● TASK DESCRIPTION: Which lines in the records below contain the word "ylabel"? Copy each one out.
╭─ DATA PROVIDED
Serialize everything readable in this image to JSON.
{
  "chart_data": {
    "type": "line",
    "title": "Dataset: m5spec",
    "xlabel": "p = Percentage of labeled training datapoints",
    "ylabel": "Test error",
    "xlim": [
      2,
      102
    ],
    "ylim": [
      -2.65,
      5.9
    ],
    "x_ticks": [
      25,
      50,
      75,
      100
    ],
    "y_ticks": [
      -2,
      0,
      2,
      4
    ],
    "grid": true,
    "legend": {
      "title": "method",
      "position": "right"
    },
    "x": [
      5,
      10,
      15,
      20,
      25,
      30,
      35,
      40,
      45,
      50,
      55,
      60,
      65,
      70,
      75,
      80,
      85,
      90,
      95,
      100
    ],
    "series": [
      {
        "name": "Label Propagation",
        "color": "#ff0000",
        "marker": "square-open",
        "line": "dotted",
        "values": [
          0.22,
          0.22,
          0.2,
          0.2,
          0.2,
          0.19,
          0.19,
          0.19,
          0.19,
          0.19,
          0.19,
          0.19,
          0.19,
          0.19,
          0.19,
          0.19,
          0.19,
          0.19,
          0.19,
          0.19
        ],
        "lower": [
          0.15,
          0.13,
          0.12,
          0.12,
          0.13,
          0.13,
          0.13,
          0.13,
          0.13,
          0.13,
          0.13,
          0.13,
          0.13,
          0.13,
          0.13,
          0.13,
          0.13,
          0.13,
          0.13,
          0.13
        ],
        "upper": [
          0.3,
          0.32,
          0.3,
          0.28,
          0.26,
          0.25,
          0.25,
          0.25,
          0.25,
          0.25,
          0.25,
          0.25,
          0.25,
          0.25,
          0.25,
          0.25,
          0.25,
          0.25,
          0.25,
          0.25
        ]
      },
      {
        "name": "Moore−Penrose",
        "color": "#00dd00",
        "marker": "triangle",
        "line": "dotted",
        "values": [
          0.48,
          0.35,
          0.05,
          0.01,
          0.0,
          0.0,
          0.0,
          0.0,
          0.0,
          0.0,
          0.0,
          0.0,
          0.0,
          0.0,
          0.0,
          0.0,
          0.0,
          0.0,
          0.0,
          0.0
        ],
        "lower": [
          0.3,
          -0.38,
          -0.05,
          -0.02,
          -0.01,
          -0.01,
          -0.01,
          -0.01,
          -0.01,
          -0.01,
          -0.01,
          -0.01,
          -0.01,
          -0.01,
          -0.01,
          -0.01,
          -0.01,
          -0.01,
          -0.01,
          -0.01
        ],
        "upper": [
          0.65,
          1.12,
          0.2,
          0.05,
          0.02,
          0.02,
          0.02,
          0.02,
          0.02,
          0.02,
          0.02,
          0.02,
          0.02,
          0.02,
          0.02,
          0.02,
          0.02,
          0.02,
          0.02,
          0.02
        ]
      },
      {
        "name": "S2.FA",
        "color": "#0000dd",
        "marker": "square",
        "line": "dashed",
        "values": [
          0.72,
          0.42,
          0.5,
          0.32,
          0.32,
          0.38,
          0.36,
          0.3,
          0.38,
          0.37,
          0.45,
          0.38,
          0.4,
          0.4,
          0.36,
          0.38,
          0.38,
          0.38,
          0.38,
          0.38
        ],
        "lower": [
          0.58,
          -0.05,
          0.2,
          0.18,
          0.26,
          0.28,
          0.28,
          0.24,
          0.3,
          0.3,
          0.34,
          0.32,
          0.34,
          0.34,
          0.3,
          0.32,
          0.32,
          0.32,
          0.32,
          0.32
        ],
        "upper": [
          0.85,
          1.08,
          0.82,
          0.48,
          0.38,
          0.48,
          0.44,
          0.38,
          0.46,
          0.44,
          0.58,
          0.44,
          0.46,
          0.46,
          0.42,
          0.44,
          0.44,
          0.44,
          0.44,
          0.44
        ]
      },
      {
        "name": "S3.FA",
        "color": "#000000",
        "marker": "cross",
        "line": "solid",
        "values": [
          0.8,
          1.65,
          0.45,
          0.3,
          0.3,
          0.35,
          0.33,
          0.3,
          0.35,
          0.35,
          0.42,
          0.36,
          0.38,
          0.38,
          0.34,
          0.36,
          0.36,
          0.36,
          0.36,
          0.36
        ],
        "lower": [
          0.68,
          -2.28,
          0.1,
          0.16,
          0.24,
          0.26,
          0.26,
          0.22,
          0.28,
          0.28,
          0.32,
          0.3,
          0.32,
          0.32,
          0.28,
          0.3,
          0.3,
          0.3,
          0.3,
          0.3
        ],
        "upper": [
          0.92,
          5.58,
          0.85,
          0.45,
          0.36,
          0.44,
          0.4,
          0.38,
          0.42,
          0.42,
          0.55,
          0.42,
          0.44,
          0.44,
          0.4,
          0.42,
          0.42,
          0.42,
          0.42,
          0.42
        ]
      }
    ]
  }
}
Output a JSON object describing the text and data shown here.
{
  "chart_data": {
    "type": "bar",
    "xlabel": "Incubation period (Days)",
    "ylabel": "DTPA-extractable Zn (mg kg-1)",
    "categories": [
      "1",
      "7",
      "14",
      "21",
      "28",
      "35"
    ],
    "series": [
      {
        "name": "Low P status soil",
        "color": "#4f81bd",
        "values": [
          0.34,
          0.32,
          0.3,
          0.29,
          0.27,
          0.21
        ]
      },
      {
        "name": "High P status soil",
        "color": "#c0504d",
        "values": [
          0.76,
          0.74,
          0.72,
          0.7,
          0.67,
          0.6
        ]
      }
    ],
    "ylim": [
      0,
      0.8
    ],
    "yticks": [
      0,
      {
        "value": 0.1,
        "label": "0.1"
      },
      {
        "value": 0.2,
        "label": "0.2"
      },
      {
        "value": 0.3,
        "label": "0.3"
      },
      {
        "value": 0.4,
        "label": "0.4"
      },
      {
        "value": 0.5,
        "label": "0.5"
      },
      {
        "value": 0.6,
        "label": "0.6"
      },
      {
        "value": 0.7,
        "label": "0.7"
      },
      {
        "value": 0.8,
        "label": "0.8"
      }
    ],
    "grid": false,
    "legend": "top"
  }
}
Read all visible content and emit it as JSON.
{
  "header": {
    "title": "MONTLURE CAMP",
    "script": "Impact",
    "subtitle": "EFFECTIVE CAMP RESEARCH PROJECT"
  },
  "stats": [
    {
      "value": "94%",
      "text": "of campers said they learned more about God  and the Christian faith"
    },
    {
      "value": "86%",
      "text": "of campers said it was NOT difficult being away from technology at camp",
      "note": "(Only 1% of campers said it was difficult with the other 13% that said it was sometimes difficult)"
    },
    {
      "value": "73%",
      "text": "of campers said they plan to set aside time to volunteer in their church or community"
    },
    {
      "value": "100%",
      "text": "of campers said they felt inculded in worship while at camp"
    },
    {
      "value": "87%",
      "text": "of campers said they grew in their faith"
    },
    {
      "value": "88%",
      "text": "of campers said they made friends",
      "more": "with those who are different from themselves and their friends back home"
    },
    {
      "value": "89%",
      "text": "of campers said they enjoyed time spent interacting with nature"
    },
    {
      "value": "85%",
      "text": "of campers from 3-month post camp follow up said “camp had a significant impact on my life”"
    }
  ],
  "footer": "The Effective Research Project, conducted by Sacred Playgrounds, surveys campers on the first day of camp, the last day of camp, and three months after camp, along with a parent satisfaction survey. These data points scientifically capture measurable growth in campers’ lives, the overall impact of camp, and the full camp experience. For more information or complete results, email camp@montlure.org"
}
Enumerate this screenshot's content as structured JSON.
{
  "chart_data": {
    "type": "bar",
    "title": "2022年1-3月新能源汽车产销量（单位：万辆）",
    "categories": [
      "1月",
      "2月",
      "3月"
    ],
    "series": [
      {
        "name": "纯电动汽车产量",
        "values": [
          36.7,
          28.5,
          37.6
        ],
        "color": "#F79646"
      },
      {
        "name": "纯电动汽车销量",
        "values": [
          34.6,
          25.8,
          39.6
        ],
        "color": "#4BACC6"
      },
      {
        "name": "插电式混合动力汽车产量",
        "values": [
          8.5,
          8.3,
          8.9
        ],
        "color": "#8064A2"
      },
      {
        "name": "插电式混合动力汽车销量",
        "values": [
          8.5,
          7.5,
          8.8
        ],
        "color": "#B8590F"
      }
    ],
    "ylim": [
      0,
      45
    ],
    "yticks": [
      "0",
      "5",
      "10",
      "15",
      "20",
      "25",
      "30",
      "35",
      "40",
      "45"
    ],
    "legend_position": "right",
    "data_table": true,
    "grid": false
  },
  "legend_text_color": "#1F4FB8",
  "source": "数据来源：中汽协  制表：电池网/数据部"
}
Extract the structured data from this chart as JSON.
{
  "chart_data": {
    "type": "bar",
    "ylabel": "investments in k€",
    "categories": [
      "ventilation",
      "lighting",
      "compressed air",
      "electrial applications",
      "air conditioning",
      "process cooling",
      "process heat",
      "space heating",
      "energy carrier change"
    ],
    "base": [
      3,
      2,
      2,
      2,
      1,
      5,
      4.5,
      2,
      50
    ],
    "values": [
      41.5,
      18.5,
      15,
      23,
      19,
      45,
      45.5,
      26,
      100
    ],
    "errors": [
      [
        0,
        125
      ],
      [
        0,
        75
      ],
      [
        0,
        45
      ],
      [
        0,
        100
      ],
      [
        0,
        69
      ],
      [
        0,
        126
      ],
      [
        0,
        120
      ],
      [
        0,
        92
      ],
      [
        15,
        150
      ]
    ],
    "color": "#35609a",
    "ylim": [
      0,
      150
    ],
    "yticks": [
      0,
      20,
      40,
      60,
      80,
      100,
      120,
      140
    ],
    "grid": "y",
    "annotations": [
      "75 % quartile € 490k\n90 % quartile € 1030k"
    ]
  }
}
╰─
● EXERCISE ANSWER:
    "ylabel": "Test error",
    "ylabel": "DTPA-extractable Zn (mg kg-1)",
    "ylabel": "investments in k€",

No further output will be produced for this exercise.